REQUIRED TASK:
Please restate the following records word for word.

════════════════════

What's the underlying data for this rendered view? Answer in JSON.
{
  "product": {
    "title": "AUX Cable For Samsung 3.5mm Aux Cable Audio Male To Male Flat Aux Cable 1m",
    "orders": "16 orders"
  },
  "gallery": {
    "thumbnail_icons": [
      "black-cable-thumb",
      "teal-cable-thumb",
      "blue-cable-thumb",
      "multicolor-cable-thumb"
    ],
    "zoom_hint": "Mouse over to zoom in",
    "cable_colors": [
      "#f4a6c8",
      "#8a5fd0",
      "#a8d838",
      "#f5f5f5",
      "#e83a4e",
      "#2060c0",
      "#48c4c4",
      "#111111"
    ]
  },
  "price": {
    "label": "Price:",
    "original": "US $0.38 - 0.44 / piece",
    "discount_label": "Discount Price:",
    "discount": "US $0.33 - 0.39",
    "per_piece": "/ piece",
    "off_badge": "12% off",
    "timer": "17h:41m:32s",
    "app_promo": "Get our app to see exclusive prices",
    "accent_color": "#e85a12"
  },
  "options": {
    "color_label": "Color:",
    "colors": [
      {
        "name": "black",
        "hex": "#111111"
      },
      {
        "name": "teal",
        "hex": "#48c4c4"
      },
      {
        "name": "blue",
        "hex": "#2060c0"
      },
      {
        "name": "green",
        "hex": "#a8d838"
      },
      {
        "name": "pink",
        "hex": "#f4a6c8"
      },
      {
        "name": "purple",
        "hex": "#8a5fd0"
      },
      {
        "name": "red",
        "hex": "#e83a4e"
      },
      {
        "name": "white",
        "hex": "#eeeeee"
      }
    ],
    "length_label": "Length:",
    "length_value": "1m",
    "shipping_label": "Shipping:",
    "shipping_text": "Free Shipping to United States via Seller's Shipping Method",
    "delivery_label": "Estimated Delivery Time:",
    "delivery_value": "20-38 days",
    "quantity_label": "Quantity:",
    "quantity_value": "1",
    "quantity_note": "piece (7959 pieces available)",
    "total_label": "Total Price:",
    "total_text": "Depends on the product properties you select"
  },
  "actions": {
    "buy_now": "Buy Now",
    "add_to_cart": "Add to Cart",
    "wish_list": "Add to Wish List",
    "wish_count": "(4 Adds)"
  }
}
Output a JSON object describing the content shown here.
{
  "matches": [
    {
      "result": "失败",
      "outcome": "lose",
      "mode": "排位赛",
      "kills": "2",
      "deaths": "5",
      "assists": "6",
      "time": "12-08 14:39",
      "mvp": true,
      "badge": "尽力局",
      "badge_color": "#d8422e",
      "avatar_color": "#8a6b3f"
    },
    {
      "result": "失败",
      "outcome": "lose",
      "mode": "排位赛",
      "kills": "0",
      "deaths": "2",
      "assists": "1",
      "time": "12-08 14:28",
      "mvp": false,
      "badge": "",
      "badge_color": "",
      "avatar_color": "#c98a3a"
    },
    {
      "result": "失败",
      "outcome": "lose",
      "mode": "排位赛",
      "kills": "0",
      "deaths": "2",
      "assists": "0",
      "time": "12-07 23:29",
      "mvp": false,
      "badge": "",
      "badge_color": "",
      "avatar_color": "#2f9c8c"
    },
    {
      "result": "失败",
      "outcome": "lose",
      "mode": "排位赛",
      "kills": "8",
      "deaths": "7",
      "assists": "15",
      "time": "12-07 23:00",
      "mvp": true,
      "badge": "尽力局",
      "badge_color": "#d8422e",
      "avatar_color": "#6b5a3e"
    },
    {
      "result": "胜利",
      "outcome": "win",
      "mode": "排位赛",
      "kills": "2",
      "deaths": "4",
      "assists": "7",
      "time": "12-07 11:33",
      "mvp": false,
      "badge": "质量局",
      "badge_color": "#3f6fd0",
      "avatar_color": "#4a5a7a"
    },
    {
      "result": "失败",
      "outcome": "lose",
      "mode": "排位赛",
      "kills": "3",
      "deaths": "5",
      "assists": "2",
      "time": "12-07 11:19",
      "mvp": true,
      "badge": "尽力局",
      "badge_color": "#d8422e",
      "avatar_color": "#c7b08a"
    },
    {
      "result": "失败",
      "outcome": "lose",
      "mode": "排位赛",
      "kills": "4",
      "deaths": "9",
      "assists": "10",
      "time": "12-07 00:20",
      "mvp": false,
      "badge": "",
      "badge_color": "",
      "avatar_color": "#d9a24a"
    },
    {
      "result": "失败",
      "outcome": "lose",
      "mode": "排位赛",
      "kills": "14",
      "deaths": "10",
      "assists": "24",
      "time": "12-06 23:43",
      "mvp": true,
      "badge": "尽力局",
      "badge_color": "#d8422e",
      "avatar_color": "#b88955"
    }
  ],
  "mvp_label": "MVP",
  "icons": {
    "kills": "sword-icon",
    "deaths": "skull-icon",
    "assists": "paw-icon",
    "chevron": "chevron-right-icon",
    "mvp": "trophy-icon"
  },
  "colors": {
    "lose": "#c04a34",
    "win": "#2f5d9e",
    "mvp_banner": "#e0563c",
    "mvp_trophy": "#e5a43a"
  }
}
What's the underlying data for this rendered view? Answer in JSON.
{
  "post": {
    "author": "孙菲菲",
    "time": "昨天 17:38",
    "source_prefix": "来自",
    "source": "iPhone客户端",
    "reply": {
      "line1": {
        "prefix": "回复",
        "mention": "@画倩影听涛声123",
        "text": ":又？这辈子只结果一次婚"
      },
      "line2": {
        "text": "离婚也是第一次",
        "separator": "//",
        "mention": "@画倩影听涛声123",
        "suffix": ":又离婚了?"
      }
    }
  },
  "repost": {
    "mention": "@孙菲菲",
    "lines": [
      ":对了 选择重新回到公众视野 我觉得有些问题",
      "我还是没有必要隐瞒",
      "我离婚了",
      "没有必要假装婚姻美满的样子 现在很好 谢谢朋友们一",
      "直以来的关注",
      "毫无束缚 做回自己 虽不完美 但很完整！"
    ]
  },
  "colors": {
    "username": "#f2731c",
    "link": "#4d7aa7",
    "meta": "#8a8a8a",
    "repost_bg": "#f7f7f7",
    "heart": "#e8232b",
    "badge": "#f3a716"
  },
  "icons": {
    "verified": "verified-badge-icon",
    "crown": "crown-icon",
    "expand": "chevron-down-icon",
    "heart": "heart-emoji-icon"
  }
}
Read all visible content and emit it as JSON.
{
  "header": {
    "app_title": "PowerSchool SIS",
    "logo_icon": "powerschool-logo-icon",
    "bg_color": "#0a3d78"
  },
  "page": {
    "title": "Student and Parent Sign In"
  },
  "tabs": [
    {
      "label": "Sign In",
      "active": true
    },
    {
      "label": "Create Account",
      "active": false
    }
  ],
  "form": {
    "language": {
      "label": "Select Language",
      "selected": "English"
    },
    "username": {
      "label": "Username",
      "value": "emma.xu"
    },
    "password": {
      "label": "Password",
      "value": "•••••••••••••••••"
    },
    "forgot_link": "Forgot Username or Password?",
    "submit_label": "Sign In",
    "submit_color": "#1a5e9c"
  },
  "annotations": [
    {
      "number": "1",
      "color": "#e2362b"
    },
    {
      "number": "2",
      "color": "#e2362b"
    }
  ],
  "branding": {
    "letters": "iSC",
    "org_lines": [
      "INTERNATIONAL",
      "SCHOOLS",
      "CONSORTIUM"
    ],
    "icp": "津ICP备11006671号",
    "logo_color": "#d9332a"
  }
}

════════════════════

ANSWER TO THIS EXERCISE:
What's the underlying data for this rendered view? Answer in JSON.
{
  "product": {
    "title": "AUX Cable For Samsung 3.5mm Aux Cable Audio Male To Male Flat Aux Cable 1m",
    "orders": "16 orders"
  },
  "gallery": {
    "thumbnail_icons": [
      "black-cable-thumb",
      "teal-cable-thumb",
      "blue-cable-thumb",
      "multicolor-cable-thumb"
    ],
    "zoom_hint": "Mouse over to zoom in",
    "cable_colors": [
      "#f4a6c8",
      "#8a5fd0",
      "#a8d838",
      "#f5f5f5",
      "#e83a4e",
      "#2060c0",
      "#48c4c4",
      "#111111"
    ]
  },
  "price": {
    "label": "Price:",
    "original": "US $0.38 - 0.44 / piece",
    "discount_label": "Discount Price:",
    "discount": "US $0.33 - 0.39",
    "per_piece": "/ piece",
    "off_badge": "12% off",
    "timer": "17h:41m:32s",
    "app_promo": "Get our app to see exclusive prices",
    "accent_color": "#e85a12"
  },
  "options": {
    "color_label": "Color:",
    "colors": [
      {
        "name": "black",
        "hex": "#111111"
      },
      {
        "name": "teal",
        "hex": "#48c4c4"
      },
      {
        "name": "blue",
        "hex": "#2060c0"
      },
      {
        "name": "green",
        "hex": "#a8d838"
      },
      {
        "name": "pink",
        "hex": "#f4a6c8"
      },
      {
        "name": "purple",
        "hex": "#8a5fd0"
      },
      {
        "name": "red",
        "hex": "#e83a4e"
      },
      {
        "name": "white",
        "hex": "#eeeeee"
      }
    ],
    "length_label": "Length:",
    "length_value": "1m",
    "shipping_label": "Shipping:",
    "shipping_text": "Free Shipping to United States via Seller's Shipping Method",
    "delivery_label": "Estimated Delivery Time:",
    "delivery_value": "20-38 days",
    "quantity_label": "Quantity:",
    "quantity_value": "1",
    "quantity_note": "piece (7959 pieces available)",
    "total_label": "Total Price:",
    "total_text": "Depends on the product properties you select"
  },
  "actions": {
    "buy_now": "Buy Now",
    "add_to_cart": "Add to Cart",
    "wish_list": "Add to Wish List",
    "wish_count": "(4 Adds)"
  }
}
Output a JSON object describing the content shown here.
{
  "matches": [
    {
      "result": "失败",
      "outcome": "lose",
      "mode": "排位赛",
      "kills": "2",
      "deaths": "5",
      "assists": "6",
      "time": "12-08 14:39",
      "mvp": true,
      "badge": "尽力局",
      "badge_color": "#d8422e",
      "avatar_color": "#8a6b3f"
    },
    {
      "result": "失败",
      "outcome": "lose",
      "mode": "排位赛",
      "kills": "0",
      "deaths": "2",
      "assists": "1",
      "time": "12-08 14:28",
      "mvp": false,
      "badge": "",
      "badge_color": "",
      "avatar_color": "#c98a3a"
    },
    {
      "result": "失败",
      "outcome": "lose",
      "mode": "排位赛",
      "kills": "0",
      "deaths": "2",
      "assists": "0",
      "time": "12-07 23:29",
      "mvp": false,
      "badge": "",
      "badge_color": "",
      "avatar_color": "#2f9c8c"
    },
    {
      "result": "失败",
      "outcome": "lose",
      "mode": "排位赛",
      "kills": "8",
      "deaths": "7",
      "assists": "15",
      "time": "12-07 23:00",
      "mvp": true,
      "badge": "尽力局",
      "badge_color": "#d8422e",
      "avatar_color": "#6b5a3e"
    },
    {
      "result": "胜利",
      "outcome": "win",
      "mode": "排位赛",
      "kills": "2",
      "deaths": "4",
      "assists": "7",
      "time": "12-07 11:33",
      "mvp": false,
      "badge": "质量局",
      "badge_color": "#3f6fd0",
      "avatar_color": "#4a5a7a"
    },
    {
      "result": "失败",
      "outcome": "lose",
      "mode": "排位赛",
      "kills": "3",
      "deaths": "5",
      "assists": "2",
      "time": "12-07 11:19",
      "mvp": true,
      "badge": "尽力局",
      "badge_color": "#d8422e",
      "avatar_color": "#c7b08a"
    },
    {
      "result": "失败",
      "outcome": "lose",
      "mode": "排位赛",
      "kills": "4",
      "deaths": "9",
      "assists": "10",
      "time": "12-07 00:20",
      "mvp": false,
      "badge": "",
      "badge_color": "",
      "avatar_color": "#d9a24a"
    },
    {
      "result": "失败",
      "outcome": "lose",
      "mode": "排位赛",
      "kills": "14",
      "deaths": "10",
      "assists": "24",
      "time": "12-06 23:43",
      "mvp": true,
      "badge": "尽力局",
      "badge_color": "#d8422e",
      "avatar_color": "#b88955"
    }
  ],
  "mvp_label": "MVP",
  "icons": {
    "kills": "sword-icon",
    "deaths": "skull-icon",
    "assists": "paw-icon",
    "chevron": "chevron-right-icon",
    "mvp": "trophy-icon"
  },
  "colors": {
    "lose": "#c04a34",
    "win": "#2f5d9e",
    "mvp_banner": "#e0563c",
    "mvp_trophy": "#e5a43a"
  }
}
What's the underlying data for this rendered view? Answer in JSON.
{
  "post": {
    "author": "孙菲菲",
    "time": "昨天 17:38",
    "source_prefix": "来自",
    "source": "iPhone客户端",
    "reply": {
      "line1": {
        "prefix": "回复",
        "mention": "@画倩影听涛声123",
        "text": ":又？这辈子只结果一次婚"
      },
      "line2": {
        "text": "离婚也是第一次",
        "separator": "//",
        "mention": "@画倩影听涛声123",
        "suffix": ":又离婚了?"
      }
    }
  },
  "repost": {
    "mention": "@孙菲菲",
    "lines": [
      ":对了 选择重新回到公众视野 我觉得有些问题",
      "我还是没有必要隐瞒",
      "我离婚了",
      "没有必要假装婚姻美满的样子 现在很好 谢谢朋友们一",
      "直以来的关注",
      "毫无束缚 做回自己 虽不完美 但很完整！"
    ]
  },
  "colors": {
    "username": "#f2731c",
    "link": "#4d7aa7",
    "meta": "#8a8a8a",
    "repost_bg": "#f7f7f7",
    "heart": "#e8232b",
    "badge": "#f3a716"
  },
  "icons": {
    "verified": "verified-badge-icon",
    "crown": "crown-icon",
    "expand": "chevron-down-icon",
    "heart": "heart-emoji-icon"
  }
}
Read all visible content and emit it as JSON.
{
  "header": {
    "app_title": "PowerSchool SIS",
    "logo_icon": "powerschool-logo-icon",
    "bg_color": "#0a3d78"
  },
  "page": {
    "title": "Student and Parent Sign In"
  },
  "tabs": [
    {
      "label": "Sign In",
      "active": true
    },
    {
      "label": "Create Account",
      "active": false
    }
  ],
  "form": {
    "language": {
      "label": "Select Language",
      "selected": "English"
    },
    "username": {
      "label": "Username",
      "value": "emma.xu"
    },
    "password": {
      "label": "Password",
      "value": "•••••••••••••••••"
    },
    "forgot_link": "Forgot Username or Password?",
    "submit_label": "Sign In",
    "submit_color": "#1a5e9c"
  },
  "annotations": [
    {
      "number": "1",
      "color": "#e2362b"
    },
    {
      "number": "2",
      "color": "#e2362b"
    }
  ],
  "branding": {
    "letters": "iSC",
    "org_lines": [
      "INTERNATIONAL",
      "SCHOOLS",
      "CONSORTIUM"
    ],
    "icp": "津ICP备11006671号",
    "logo_color": "#d9332a"
  }
}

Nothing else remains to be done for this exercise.